-- BEGIN --

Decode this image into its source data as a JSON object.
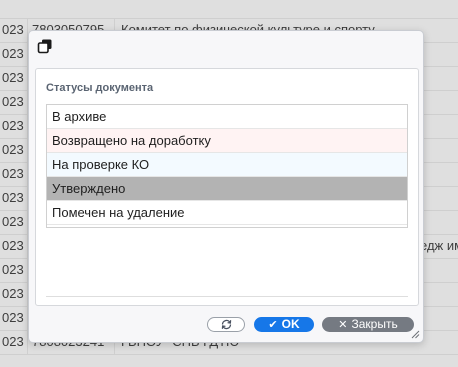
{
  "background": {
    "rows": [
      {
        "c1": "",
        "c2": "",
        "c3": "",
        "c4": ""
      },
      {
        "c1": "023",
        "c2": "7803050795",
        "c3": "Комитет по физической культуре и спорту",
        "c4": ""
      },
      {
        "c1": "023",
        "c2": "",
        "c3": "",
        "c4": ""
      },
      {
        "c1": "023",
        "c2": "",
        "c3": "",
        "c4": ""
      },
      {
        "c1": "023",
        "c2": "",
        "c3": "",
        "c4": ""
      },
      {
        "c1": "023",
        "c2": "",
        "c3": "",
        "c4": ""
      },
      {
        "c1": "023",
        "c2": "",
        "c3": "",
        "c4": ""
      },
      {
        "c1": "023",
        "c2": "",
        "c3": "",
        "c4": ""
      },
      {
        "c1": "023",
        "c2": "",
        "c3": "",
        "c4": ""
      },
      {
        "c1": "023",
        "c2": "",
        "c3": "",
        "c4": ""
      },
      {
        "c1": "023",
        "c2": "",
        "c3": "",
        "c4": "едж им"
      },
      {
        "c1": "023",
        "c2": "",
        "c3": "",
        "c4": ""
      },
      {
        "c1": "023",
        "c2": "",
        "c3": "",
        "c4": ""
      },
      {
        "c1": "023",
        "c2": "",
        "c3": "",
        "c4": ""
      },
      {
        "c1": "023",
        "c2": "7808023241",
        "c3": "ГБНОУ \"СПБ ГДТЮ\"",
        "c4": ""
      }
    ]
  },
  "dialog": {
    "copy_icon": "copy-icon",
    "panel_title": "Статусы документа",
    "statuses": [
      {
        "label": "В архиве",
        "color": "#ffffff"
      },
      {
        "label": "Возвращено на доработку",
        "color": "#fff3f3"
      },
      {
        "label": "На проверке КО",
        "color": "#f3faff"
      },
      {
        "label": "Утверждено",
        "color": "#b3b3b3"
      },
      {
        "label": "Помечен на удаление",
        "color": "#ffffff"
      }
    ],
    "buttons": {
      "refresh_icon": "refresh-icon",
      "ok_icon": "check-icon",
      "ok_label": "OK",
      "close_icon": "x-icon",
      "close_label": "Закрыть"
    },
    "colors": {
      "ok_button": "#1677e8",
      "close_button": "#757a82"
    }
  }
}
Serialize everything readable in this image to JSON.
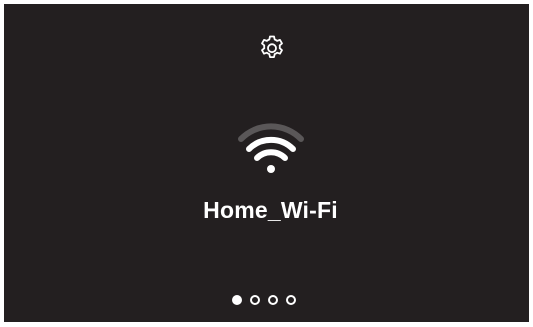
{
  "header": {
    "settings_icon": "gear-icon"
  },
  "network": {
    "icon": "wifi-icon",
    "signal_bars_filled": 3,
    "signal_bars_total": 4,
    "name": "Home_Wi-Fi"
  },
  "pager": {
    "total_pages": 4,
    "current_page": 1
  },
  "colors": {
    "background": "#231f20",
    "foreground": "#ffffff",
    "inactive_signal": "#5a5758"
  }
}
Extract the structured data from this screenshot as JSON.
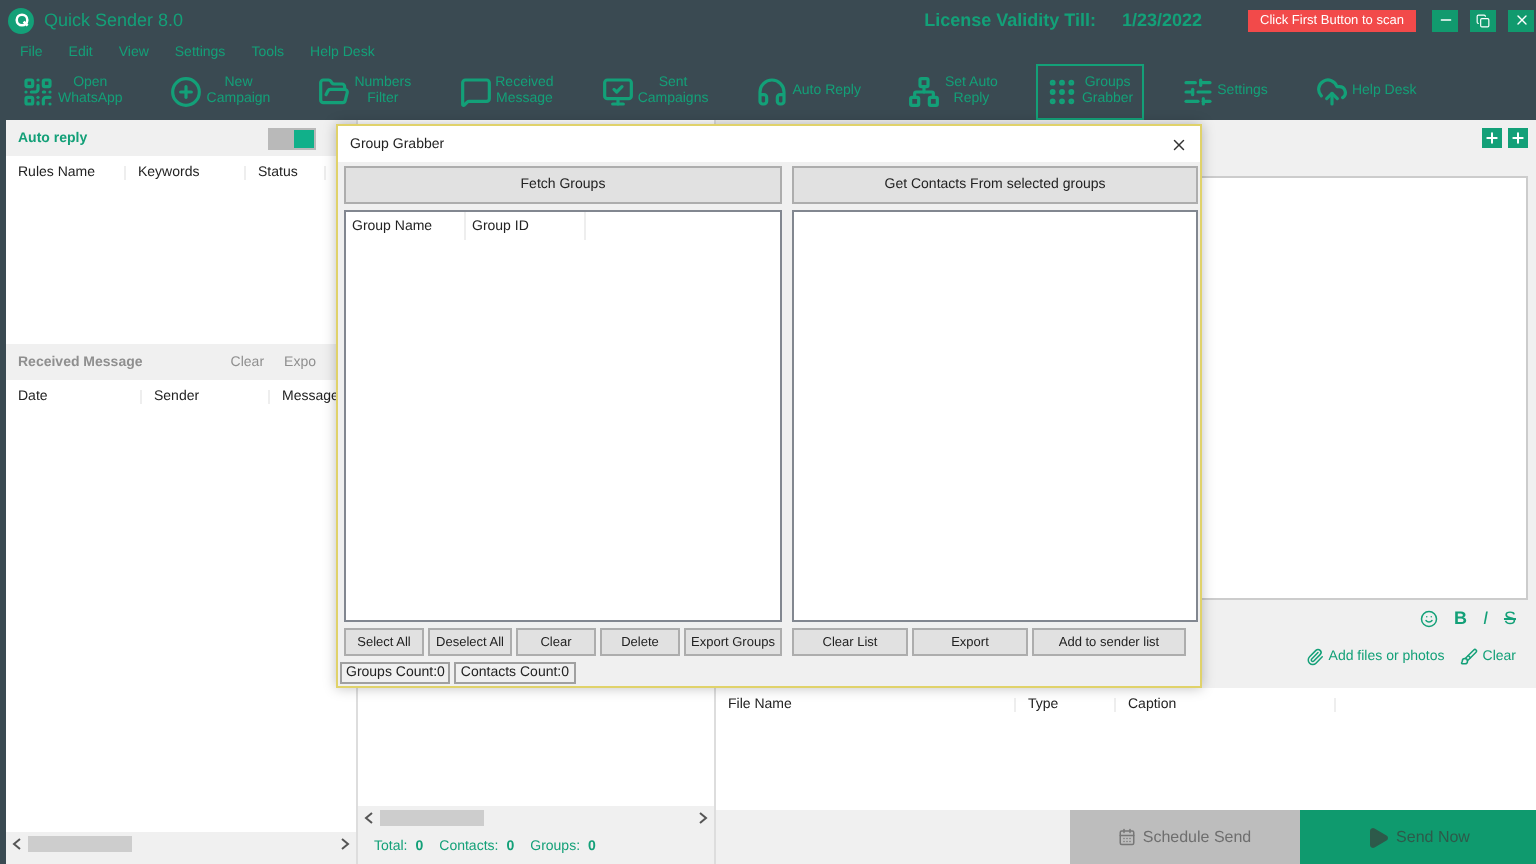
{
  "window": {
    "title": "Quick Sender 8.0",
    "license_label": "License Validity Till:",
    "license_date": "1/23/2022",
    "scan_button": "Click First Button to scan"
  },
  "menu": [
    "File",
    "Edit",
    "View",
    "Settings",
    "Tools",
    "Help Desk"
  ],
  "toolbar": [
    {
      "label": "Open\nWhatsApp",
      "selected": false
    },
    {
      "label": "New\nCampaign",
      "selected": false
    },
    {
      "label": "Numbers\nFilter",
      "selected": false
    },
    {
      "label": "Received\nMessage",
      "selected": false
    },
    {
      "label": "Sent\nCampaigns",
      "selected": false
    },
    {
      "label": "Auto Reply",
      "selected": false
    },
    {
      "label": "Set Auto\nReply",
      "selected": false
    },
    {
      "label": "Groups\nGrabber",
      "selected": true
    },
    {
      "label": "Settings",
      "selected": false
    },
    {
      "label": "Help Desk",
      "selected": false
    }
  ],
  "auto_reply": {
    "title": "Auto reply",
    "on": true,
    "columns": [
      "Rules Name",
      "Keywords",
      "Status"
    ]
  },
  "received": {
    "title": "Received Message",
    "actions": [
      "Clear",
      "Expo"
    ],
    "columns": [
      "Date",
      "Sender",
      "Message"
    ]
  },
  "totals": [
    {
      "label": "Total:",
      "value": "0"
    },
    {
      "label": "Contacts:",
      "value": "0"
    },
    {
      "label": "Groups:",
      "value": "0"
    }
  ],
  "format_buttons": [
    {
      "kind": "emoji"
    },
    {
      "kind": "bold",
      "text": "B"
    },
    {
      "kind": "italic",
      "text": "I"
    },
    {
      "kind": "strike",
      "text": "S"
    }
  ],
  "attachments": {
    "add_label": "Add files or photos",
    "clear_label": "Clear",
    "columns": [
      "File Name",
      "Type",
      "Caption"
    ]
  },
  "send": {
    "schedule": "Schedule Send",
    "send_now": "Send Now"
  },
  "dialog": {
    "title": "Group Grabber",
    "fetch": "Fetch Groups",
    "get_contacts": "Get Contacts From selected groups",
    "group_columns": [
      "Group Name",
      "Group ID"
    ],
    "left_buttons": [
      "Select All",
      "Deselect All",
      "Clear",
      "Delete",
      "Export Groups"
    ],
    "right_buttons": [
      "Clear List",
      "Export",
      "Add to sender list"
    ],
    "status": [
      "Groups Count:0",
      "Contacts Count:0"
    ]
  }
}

-- END --
-- BEGIN --

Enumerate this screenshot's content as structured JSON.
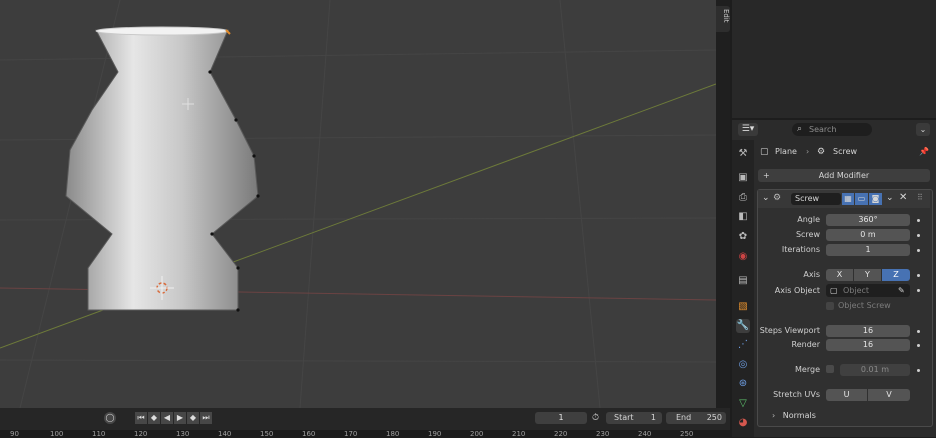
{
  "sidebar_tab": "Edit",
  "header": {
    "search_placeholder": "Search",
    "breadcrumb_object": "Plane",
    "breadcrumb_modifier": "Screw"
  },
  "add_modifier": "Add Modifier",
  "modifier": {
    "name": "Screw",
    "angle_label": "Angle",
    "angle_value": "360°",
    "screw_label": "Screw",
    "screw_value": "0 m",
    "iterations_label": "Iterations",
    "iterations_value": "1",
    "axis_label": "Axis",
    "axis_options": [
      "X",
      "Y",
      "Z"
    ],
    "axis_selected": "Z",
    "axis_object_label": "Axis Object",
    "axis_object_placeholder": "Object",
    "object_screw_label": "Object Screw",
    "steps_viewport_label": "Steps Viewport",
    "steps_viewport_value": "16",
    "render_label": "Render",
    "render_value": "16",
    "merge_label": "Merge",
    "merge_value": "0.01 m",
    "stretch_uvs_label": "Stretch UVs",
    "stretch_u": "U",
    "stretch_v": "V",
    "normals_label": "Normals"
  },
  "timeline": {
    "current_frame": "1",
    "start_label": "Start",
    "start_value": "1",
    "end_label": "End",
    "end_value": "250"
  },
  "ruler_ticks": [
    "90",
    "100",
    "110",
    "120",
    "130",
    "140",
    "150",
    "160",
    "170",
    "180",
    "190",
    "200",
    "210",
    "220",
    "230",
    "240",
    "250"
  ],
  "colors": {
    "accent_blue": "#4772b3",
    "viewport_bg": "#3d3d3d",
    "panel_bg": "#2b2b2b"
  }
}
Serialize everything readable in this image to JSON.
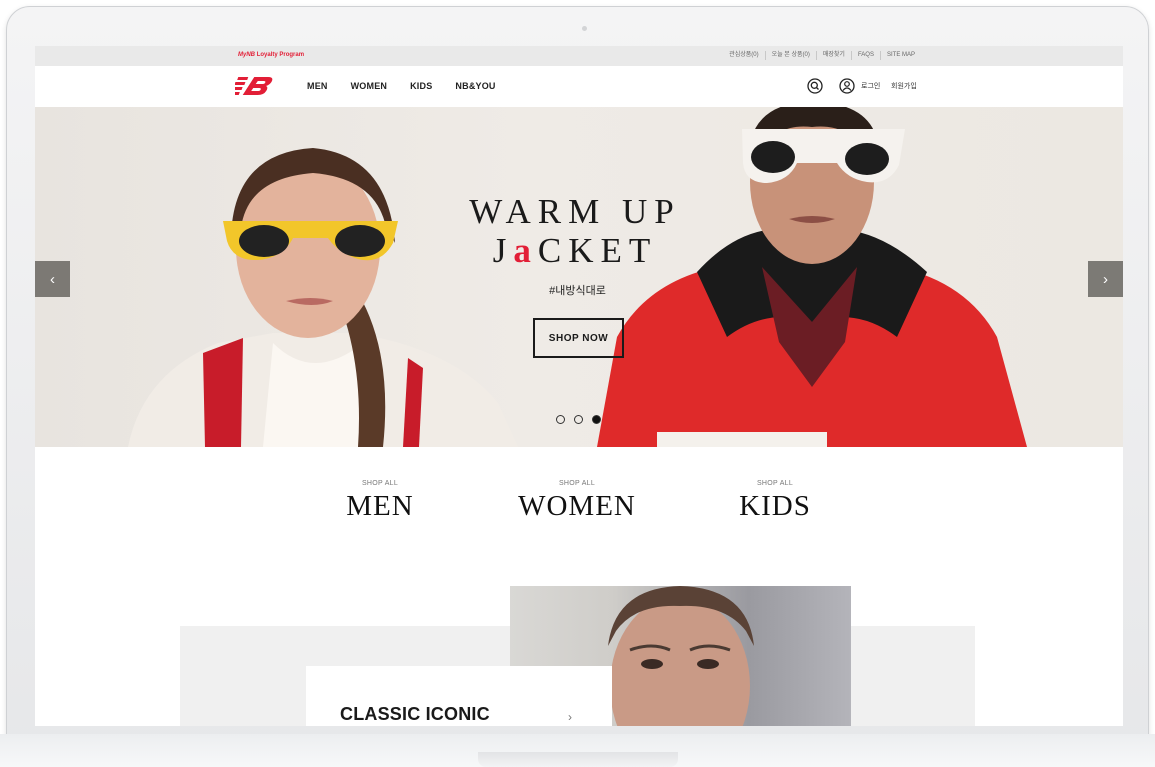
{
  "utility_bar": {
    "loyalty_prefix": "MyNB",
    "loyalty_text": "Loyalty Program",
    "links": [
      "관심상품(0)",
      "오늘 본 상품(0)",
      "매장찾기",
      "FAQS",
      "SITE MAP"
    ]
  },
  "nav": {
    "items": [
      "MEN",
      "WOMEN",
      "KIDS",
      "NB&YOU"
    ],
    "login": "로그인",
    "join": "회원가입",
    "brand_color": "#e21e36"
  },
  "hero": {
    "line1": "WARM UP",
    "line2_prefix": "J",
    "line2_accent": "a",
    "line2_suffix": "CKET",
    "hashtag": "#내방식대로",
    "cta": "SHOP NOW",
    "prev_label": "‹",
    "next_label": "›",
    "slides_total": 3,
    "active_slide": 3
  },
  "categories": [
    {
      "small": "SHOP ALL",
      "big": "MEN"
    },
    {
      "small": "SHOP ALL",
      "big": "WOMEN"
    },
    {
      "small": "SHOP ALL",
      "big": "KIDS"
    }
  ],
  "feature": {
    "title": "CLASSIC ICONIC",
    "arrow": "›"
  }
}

-- END --
-- BEGIN --

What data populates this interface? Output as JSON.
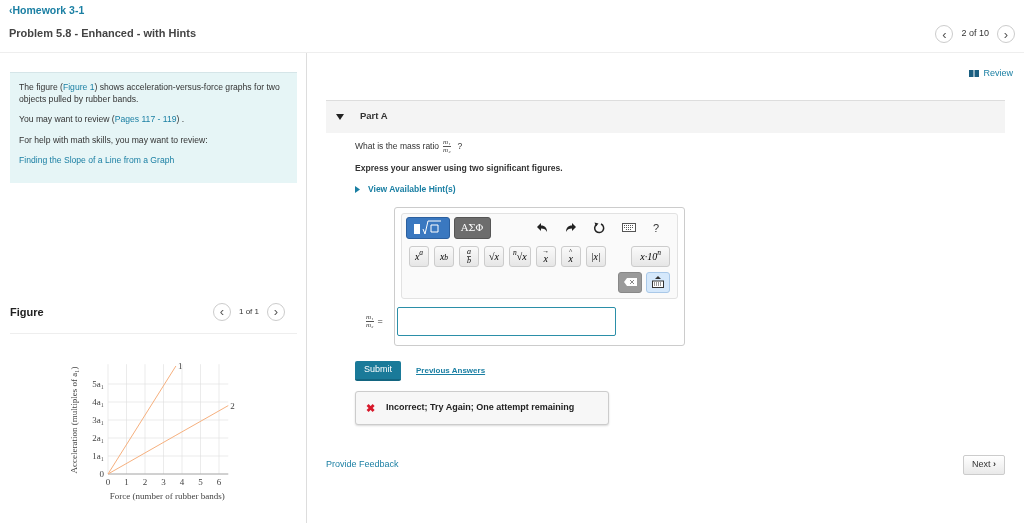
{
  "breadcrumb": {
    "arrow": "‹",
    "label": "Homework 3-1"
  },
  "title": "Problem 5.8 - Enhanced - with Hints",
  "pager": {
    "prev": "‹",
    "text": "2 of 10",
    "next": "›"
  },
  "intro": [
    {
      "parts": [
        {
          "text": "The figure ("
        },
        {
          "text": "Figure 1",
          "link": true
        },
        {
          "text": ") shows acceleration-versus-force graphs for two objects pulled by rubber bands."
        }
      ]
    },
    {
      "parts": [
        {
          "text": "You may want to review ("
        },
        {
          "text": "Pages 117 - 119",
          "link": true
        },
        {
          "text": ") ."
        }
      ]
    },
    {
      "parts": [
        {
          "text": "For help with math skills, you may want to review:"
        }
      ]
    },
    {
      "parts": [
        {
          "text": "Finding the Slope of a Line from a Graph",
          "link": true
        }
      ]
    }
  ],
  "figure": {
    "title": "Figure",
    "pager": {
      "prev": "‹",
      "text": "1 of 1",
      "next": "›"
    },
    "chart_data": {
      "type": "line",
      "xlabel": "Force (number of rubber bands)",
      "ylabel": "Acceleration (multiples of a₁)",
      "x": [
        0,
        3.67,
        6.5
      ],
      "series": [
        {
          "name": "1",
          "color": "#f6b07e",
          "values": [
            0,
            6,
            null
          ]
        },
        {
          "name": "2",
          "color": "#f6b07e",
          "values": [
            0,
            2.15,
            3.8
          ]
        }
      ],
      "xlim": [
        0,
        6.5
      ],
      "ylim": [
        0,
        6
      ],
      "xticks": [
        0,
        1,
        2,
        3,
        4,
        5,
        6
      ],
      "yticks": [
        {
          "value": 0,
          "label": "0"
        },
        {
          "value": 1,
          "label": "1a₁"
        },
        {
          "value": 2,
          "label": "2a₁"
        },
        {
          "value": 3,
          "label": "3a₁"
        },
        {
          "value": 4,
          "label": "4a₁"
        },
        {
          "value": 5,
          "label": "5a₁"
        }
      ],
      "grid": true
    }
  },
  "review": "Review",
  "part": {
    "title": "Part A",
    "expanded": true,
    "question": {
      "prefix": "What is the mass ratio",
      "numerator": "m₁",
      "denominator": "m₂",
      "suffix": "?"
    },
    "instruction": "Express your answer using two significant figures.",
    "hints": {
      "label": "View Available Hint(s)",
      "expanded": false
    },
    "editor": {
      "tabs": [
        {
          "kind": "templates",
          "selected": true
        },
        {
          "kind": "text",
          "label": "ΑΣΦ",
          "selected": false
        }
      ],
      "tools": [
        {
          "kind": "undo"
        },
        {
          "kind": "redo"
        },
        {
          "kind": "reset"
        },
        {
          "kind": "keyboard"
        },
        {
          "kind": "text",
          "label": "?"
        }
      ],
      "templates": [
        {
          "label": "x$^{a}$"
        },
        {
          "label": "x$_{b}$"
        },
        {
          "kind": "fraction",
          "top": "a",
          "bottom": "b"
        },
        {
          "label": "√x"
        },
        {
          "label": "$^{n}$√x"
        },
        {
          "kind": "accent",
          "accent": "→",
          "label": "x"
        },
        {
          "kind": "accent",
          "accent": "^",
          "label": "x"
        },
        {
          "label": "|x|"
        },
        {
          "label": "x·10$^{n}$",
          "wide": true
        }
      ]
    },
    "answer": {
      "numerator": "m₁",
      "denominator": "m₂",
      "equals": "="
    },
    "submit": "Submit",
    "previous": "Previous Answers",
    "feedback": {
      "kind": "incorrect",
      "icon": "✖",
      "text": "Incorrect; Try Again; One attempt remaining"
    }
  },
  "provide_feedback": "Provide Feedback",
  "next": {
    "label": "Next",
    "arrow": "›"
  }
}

-- END --

◆ **EXERCISE DESCRIPTION**
Pick out all the lines with the word "true" in them and copy them.

◆ **SOLUTION TO THIS TASK**
      "selected": true
    "on": true,
          "link": true
          "link": true
          "link": true
      "grid": true
    "expanded": true,
          "selected": true
          "wide": true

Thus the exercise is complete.